**GIVEN TASK:** Return the material word for word. Do not include the pictures.

Items listed in a dataset
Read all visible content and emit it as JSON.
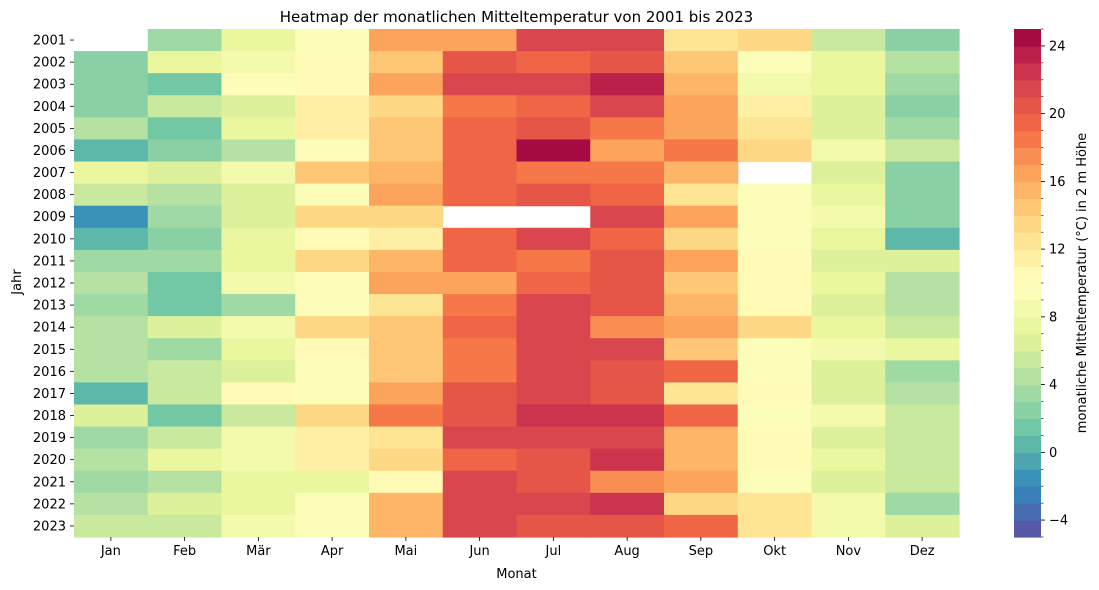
{
  "chart_data": {
    "type": "heatmap",
    "title": "Heatmap der monatlichen Mitteltemperatur von 2001 bis 2023",
    "xlabel": "Monat",
    "ylabel": "Jahr",
    "colorbar_label": "monatliche Mitteltemperatur (°C) in 2 m Höhe",
    "colormap": "Spectral_r",
    "vmin": -5,
    "vmax": 25,
    "colorbar_ticks": [
      -4,
      0,
      4,
      8,
      12,
      16,
      20,
      24
    ],
    "x_categories": [
      "Jan",
      "Feb",
      "Mär",
      "Apr",
      "Mai",
      "Jun",
      "Jul",
      "Aug",
      "Sep",
      "Okt",
      "Nov",
      "Dez"
    ],
    "y_categories": [
      "2001",
      "2002",
      "2003",
      "2004",
      "2005",
      "2006",
      "2007",
      "2008",
      "2009",
      "2010",
      "2011",
      "2012",
      "2013",
      "2014",
      "2015",
      "2016",
      "2017",
      "2018",
      "2019",
      "2020",
      "2021",
      "2022",
      "2023"
    ],
    "values": [
      [
        null,
        3.5,
        7.5,
        9.5,
        16.5,
        16.5,
        21.0,
        21.0,
        12.5,
        13.5,
        5.0,
        2.5
      ],
      [
        2.0,
        7.5,
        8.0,
        10.5,
        14.0,
        20.5,
        19.0,
        20.0,
        14.0,
        9.5,
        7.5,
        4.5
      ],
      [
        2.5,
        1.5,
        9.0,
        10.5,
        16.0,
        21.5,
        21.0,
        23.5,
        15.5,
        8.5,
        7.0,
        3.5
      ],
      [
        2.5,
        5.0,
        6.5,
        11.0,
        13.5,
        18.0,
        19.0,
        21.0,
        16.0,
        11.0,
        6.5,
        2.5
      ],
      [
        4.0,
        1.5,
        7.5,
        11.0,
        14.0,
        19.5,
        20.5,
        18.5,
        16.0,
        12.0,
        6.5,
        3.5
      ],
      [
        0.5,
        2.5,
        4.5,
        9.5,
        14.0,
        19.0,
        25.5,
        16.5,
        18.5,
        13.5,
        8.0,
        5.0
      ],
      [
        7.5,
        6.5,
        8.0,
        14.0,
        15.5,
        19.0,
        18.5,
        18.5,
        15.0,
        null,
        6.5,
        2.5
      ],
      [
        5.0,
        4.0,
        6.5,
        9.0,
        16.5,
        19.0,
        20.0,
        19.0,
        12.5,
        9.5,
        7.0,
        2.5
      ],
      [
        -1.5,
        3.5,
        6.5,
        13.0,
        13.0,
        null,
        null,
        21.0,
        16.5,
        9.5,
        8.0,
        2.5
      ],
      [
        0.0,
        2.5,
        7.0,
        10.0,
        11.5,
        19.0,
        21.5,
        19.0,
        13.0,
        9.5,
        7.0,
        0.0
      ],
      [
        3.5,
        3.5,
        7.0,
        13.0,
        15.5,
        19.0,
        18.0,
        20.0,
        16.0,
        10.0,
        6.0,
        6.0
      ],
      [
        4.0,
        1.0,
        8.5,
        9.5,
        16.0,
        16.5,
        19.5,
        20.5,
        14.0,
        10.0,
        7.0,
        4.5
      ],
      [
        3.0,
        1.5,
        3.0,
        9.5,
        12.0,
        18.0,
        21.0,
        20.0,
        15.0,
        10.5,
        6.0,
        4.5
      ],
      [
        4.5,
        6.5,
        8.5,
        13.0,
        14.0,
        19.0,
        21.0,
        17.5,
        16.0,
        13.5,
        7.0,
        5.0
      ],
      [
        4.5,
        3.5,
        7.0,
        10.0,
        14.0,
        18.0,
        21.5,
        21.5,
        14.0,
        9.5,
        8.0,
        7.5
      ],
      [
        4.5,
        5.0,
        6.5,
        9.5,
        14.0,
        18.0,
        21.0,
        20.0,
        19.0,
        9.5,
        6.0,
        3.5
      ],
      [
        0.0,
        5.0,
        10.0,
        9.5,
        16.0,
        20.0,
        21.0,
        20.0,
        12.5,
        10.5,
        6.0,
        4.5
      ],
      [
        6.5,
        1.0,
        5.0,
        13.5,
        18.5,
        20.0,
        22.0,
        22.0,
        19.0,
        9.0,
        8.0,
        5.0
      ],
      [
        3.5,
        5.0,
        8.5,
        11.0,
        12.0,
        21.5,
        21.5,
        21.0,
        15.5,
        10.5,
        6.5,
        5.0
      ],
      [
        4.5,
        7.5,
        8.0,
        11.5,
        13.0,
        19.5,
        20.5,
        22.5,
        15.5,
        10.5,
        7.5,
        5.0
      ],
      [
        3.5,
        4.5,
        7.0,
        7.5,
        10.5,
        21.0,
        20.0,
        17.5,
        16.0,
        9.5,
        6.5,
        5.0
      ],
      [
        4.0,
        6.5,
        7.0,
        9.5,
        15.5,
        21.0,
        21.5,
        22.5,
        13.5,
        12.0,
        8.0,
        3.5
      ],
      [
        5.0,
        5.0,
        8.0,
        9.5,
        15.5,
        21.5,
        20.5,
        20.0,
        19.0,
        12.0,
        8.0,
        6.5
      ]
    ]
  }
}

**FINISHED ANSWER:**
Read all visible content and emit it as JSON.
{
  "chart_data": {
    "type": "heatmap",
    "title": "Heatmap der monatlichen Mitteltemperatur von 2001 bis 2023",
    "xlabel": "Monat",
    "ylabel": "Jahr",
    "colorbar_label": "monatliche Mitteltemperatur (°C) in 2 m Höhe",
    "colormap": "Spectral_r",
    "vmin": -5,
    "vmax": 25,
    "colorbar_ticks": [
      -4,
      0,
      4,
      8,
      12,
      16,
      20,
      24
    ],
    "x_categories": [
      "Jan",
      "Feb",
      "Mär",
      "Apr",
      "Mai",
      "Jun",
      "Jul",
      "Aug",
      "Sep",
      "Okt",
      "Nov",
      "Dez"
    ],
    "y_categories": [
      "2001",
      "2002",
      "2003",
      "2004",
      "2005",
      "2006",
      "2007",
      "2008",
      "2009",
      "2010",
      "2011",
      "2012",
      "2013",
      "2014",
      "2015",
      "2016",
      "2017",
      "2018",
      "2019",
      "2020",
      "2021",
      "2022",
      "2023"
    ],
    "values": [
      [
        null,
        3.5,
        7.5,
        9.5,
        16.5,
        16.5,
        21.0,
        21.0,
        12.5,
        13.5,
        5.0,
        2.5
      ],
      [
        2.0,
        7.5,
        8.0,
        10.5,
        14.0,
        20.5,
        19.0,
        20.0,
        14.0,
        9.5,
        7.5,
        4.5
      ],
      [
        2.5,
        1.5,
        9.0,
        10.5,
        16.0,
        21.5,
        21.0,
        23.5,
        15.5,
        8.5,
        7.0,
        3.5
      ],
      [
        2.5,
        5.0,
        6.5,
        11.0,
        13.5,
        18.0,
        19.0,
        21.0,
        16.0,
        11.0,
        6.5,
        2.5
      ],
      [
        4.0,
        1.5,
        7.5,
        11.0,
        14.0,
        19.5,
        20.5,
        18.5,
        16.0,
        12.0,
        6.5,
        3.5
      ],
      [
        0.5,
        2.5,
        4.5,
        9.5,
        14.0,
        19.0,
        25.5,
        16.5,
        18.5,
        13.5,
        8.0,
        5.0
      ],
      [
        7.5,
        6.5,
        8.0,
        14.0,
        15.5,
        19.0,
        18.5,
        18.5,
        15.0,
        null,
        6.5,
        2.5
      ],
      [
        5.0,
        4.0,
        6.5,
        9.0,
        16.5,
        19.0,
        20.0,
        19.0,
        12.5,
        9.5,
        7.0,
        2.5
      ],
      [
        -1.5,
        3.5,
        6.5,
        13.0,
        13.0,
        null,
        null,
        21.0,
        16.5,
        9.5,
        8.0,
        2.5
      ],
      [
        0.0,
        2.5,
        7.0,
        10.0,
        11.5,
        19.0,
        21.5,
        19.0,
        13.0,
        9.5,
        7.0,
        0.0
      ],
      [
        3.5,
        3.5,
        7.0,
        13.0,
        15.5,
        19.0,
        18.0,
        20.0,
        16.0,
        10.0,
        6.0,
        6.0
      ],
      [
        4.0,
        1.0,
        8.5,
        9.5,
        16.0,
        16.5,
        19.5,
        20.5,
        14.0,
        10.0,
        7.0,
        4.5
      ],
      [
        3.0,
        1.5,
        3.0,
        9.5,
        12.0,
        18.0,
        21.0,
        20.0,
        15.0,
        10.5,
        6.0,
        4.5
      ],
      [
        4.5,
        6.5,
        8.5,
        13.0,
        14.0,
        19.0,
        21.0,
        17.5,
        16.0,
        13.5,
        7.0,
        5.0
      ],
      [
        4.5,
        3.5,
        7.0,
        10.0,
        14.0,
        18.0,
        21.5,
        21.5,
        14.0,
        9.5,
        8.0,
        7.5
      ],
      [
        4.5,
        5.0,
        6.5,
        9.5,
        14.0,
        18.0,
        21.0,
        20.0,
        19.0,
        9.5,
        6.0,
        3.5
      ],
      [
        0.0,
        5.0,
        10.0,
        9.5,
        16.0,
        20.0,
        21.0,
        20.0,
        12.5,
        10.5,
        6.0,
        4.5
      ],
      [
        6.5,
        1.0,
        5.0,
        13.5,
        18.5,
        20.0,
        22.0,
        22.0,
        19.0,
        9.0,
        8.0,
        5.0
      ],
      [
        3.5,
        5.0,
        8.5,
        11.0,
        12.0,
        21.5,
        21.5,
        21.0,
        15.5,
        10.5,
        6.5,
        5.0
      ],
      [
        4.5,
        7.5,
        8.0,
        11.5,
        13.0,
        19.5,
        20.5,
        22.5,
        15.5,
        10.5,
        7.5,
        5.0
      ],
      [
        3.5,
        4.5,
        7.0,
        7.5,
        10.5,
        21.0,
        20.0,
        17.5,
        16.0,
        9.5,
        6.5,
        5.0
      ],
      [
        4.0,
        6.5,
        7.0,
        9.5,
        15.5,
        21.0,
        21.5,
        22.5,
        13.5,
        12.0,
        8.0,
        3.5
      ],
      [
        5.0,
        5.0,
        8.0,
        9.5,
        15.5,
        21.5,
        20.5,
        20.0,
        19.0,
        12.0,
        8.0,
        6.5
      ]
    ]
  }
}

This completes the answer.